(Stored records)
-- begin --

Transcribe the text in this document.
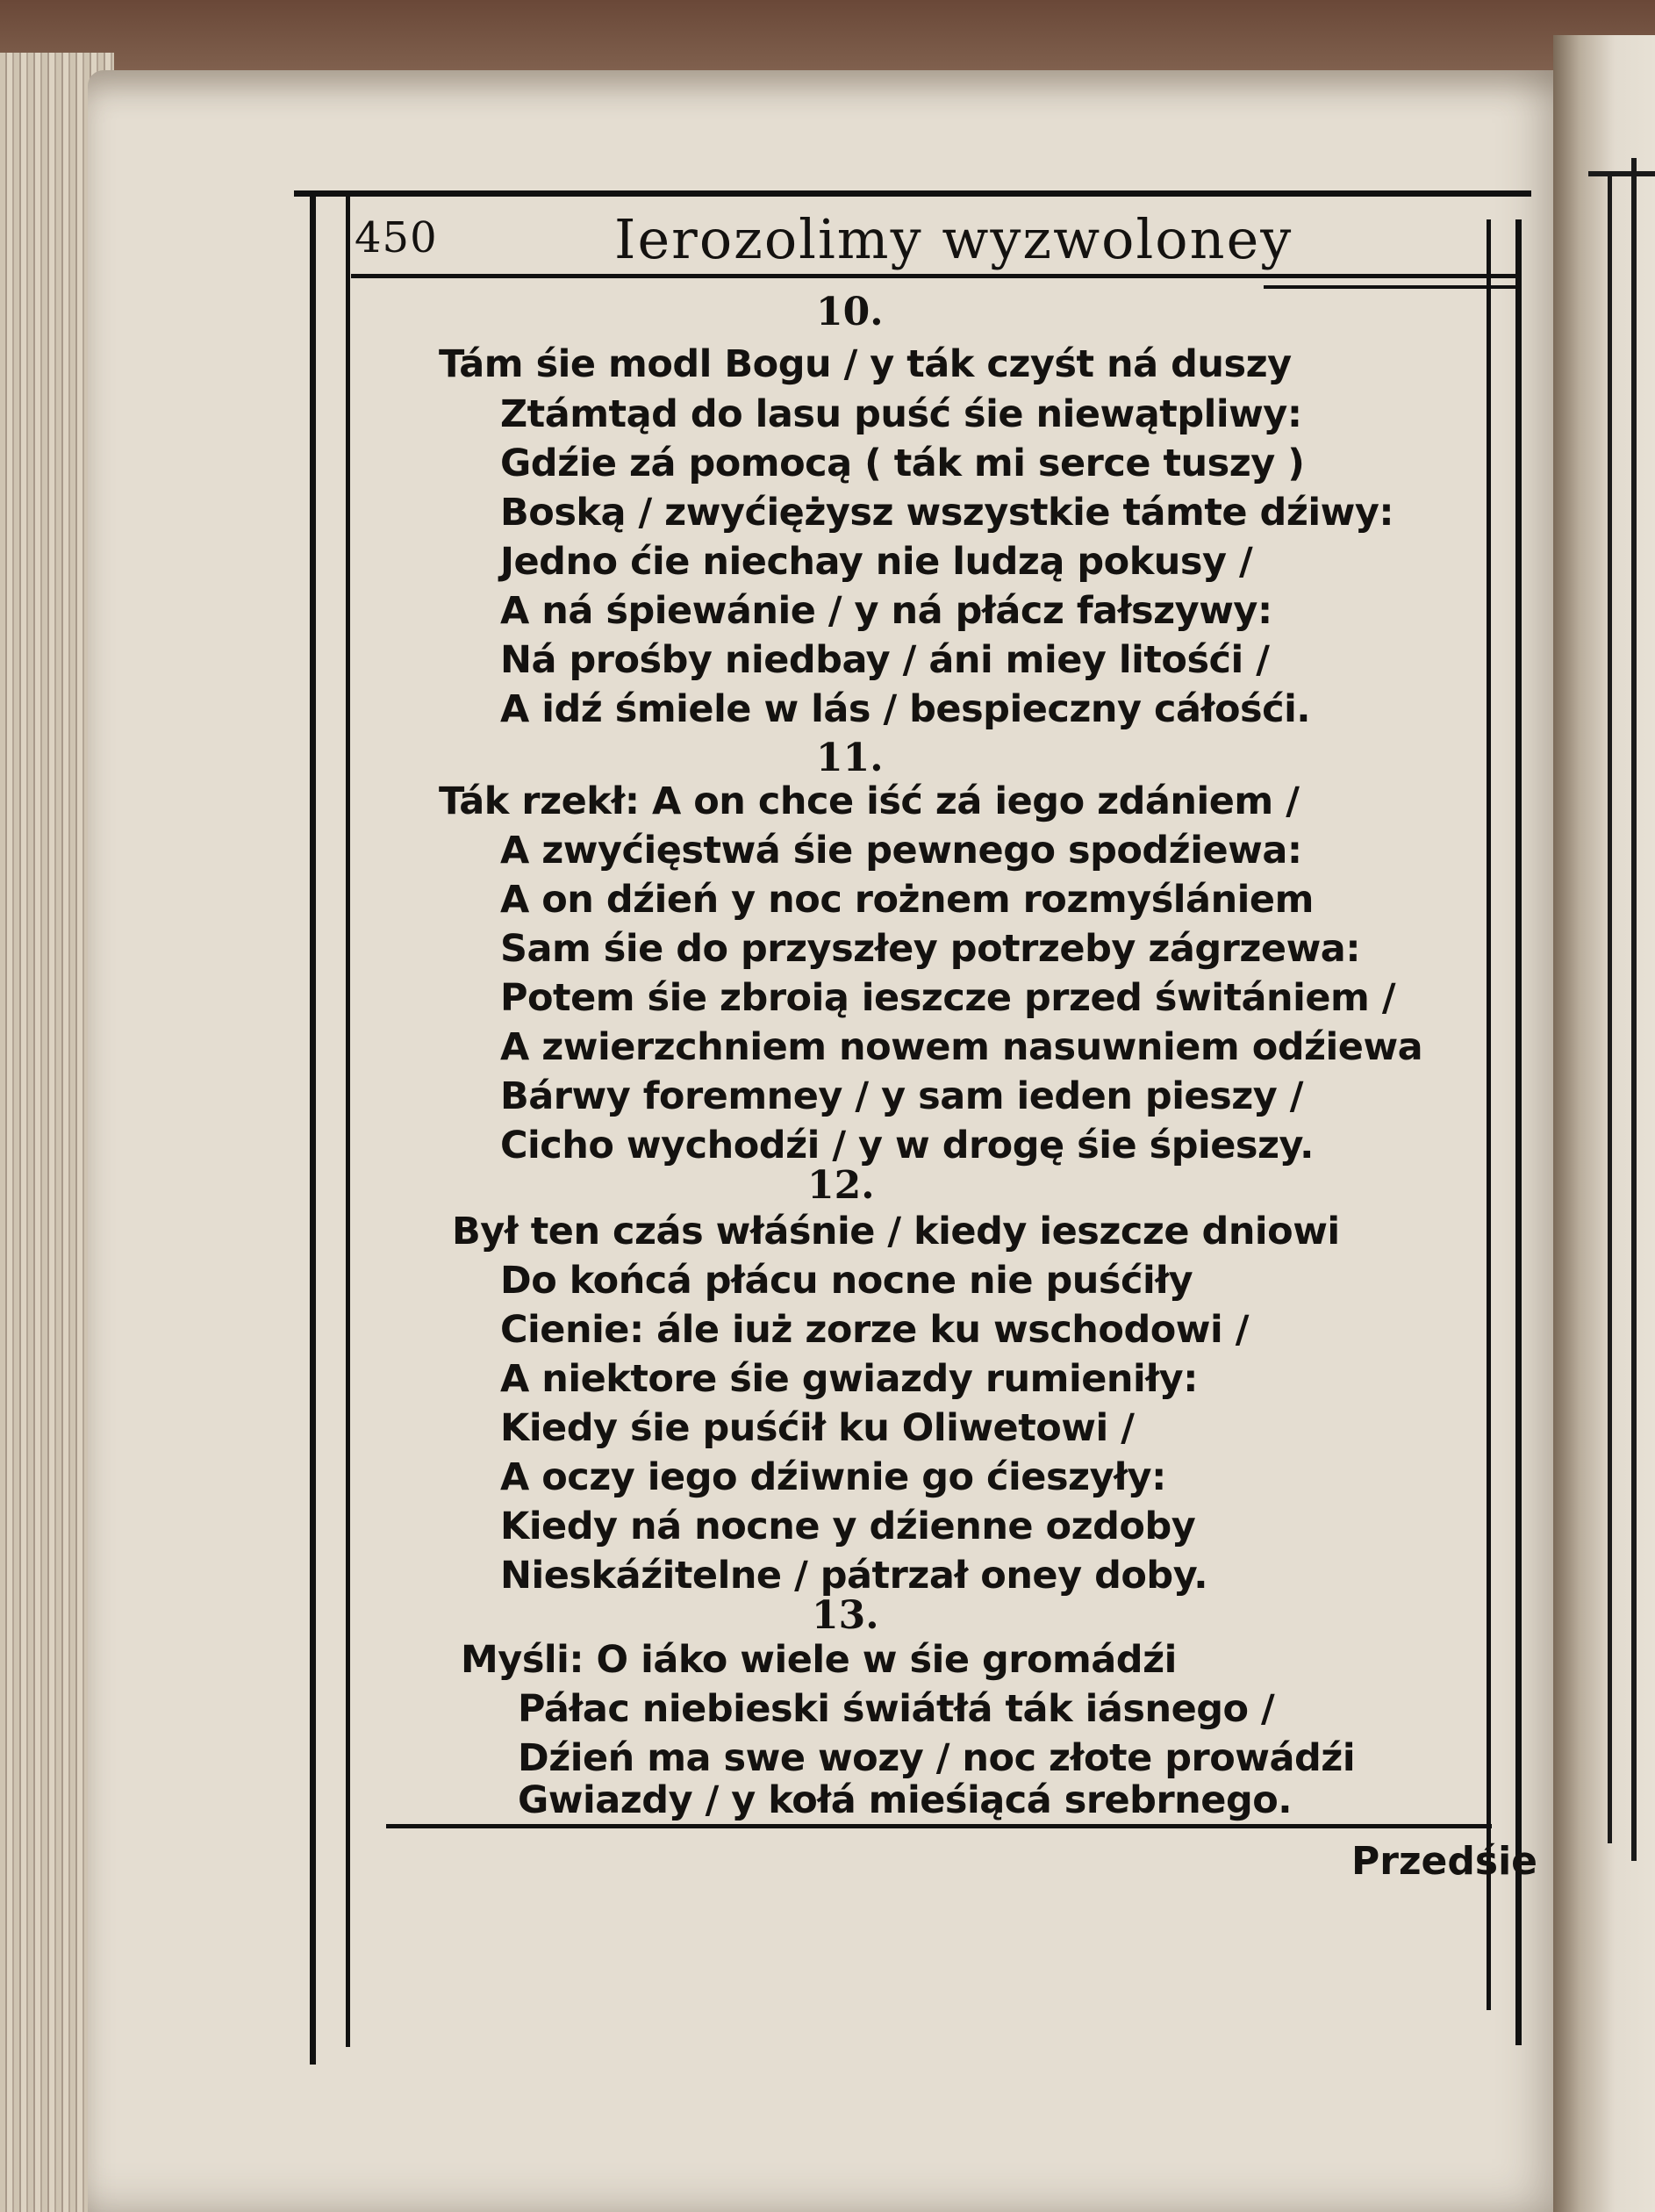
450	Ierozolimy wyzwoloney
10.
Tám śie modl Bogu / y ták czyśt ná duszy
Ztámtąd do lasu puść śie niewątpliwy:
Gdźie zá pomocą ( ták mi serce tuszy )
Boską / zwyćiężysz wszystkie támte dźiwy:
Jedno ćie niechay nie ludzą pokusy /
A ná śpiewánie / y ná płácz fałszywy:
Ná prośby niedbay / áni miey litośći /
A idź śmiele w lás / bespieczny cáłośći.
11.
Ták rzekł: A on chce iść zá iego zdániem /
A zwyćięstwá śie pewnego spodźiewa:
A on dźień y noc rożnem rozmyślániem
Sam śie do przyszłey potrzeby zágrzewa:
Potem śie zbroią ieszcze przed świtániem /
A zwierzchniem nowem nasuwniem odźiewa
Bárwy foremney / y sam ieden pieszy /
Cicho wychodźi / y w drogę śie śpieszy.
12.
Był ten czás włáśnie / kiedy ieszcze dniowi
Do końcá płácu nocne nie puśćiły
Cienie: ále iuż zorze ku wschodowi /
A niektore śie gwiazdy rumieniły:
Kiedy śie puśćił ku Oliwetowi /
A oczy iego dźiwnie go ćieszyły:
Kiedy ná nocne y dźienne ozdoby
Nieskáźitelne / pátrzał oney doby.
13.
Myśli: O iáko wiele w śie gromádźi
Páłac niebieski świátłá ták iásnego /
Dźień ma swe wozy / noc złote prowádźi
Gwiazdy / y kołá mieśiącá srebrnego.
Przedśie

-- end --

Verbatim reproduction of every record is required; images are left out.

Expected answer ->
Transcribe the text in this document.
450	Ierozolimy wyzwoloney
10.
Tám śie modl Bogu / y ták czyśt ná duszy
Ztámtąd do lasu puść śie niewątpliwy:
Gdźie zá pomocą ( ták mi serce tuszy )
Boską / zwyćiężysz wszystkie támte dźiwy:
Jedno ćie niechay nie ludzą pokusy /
A ná śpiewánie / y ná płácz fałszywy:
Ná prośby niedbay / áni miey litośći /
A idź śmiele w lás / bespieczny cáłośći.
11.
Ták rzekł: A on chce iść zá iego zdániem /
A zwyćięstwá śie pewnego spodźiewa:
A on dźień y noc rożnem rozmyślániem
Sam śie do przyszłey potrzeby zágrzewa:
Potem śie zbroią ieszcze przed świtániem /
A zwierzchniem nowem nasuwniem odźiewa
Bárwy foremney / y sam ieden pieszy /
Cicho wychodźi / y w drogę śie śpieszy.
12.
Był ten czás włáśnie / kiedy ieszcze dniowi
Do końcá płácu nocne nie puśćiły
Cienie: ále iuż zorze ku wschodowi /
A niektore śie gwiazdy rumieniły:
Kiedy śie puśćił ku Oliwetowi /
A oczy iego dźiwnie go ćieszyły:
Kiedy ná nocne y dźienne ozdoby
Nieskáźitelne / pátrzał oney doby.
13.
Myśli: O iáko wiele w śie gromádźi
Páłac niebieski świátłá ták iásnego /
Dźień ma swe wozy / noc złote prowádźi
Gwiazdy / y kołá mieśiącá srebrnego.
Przedśie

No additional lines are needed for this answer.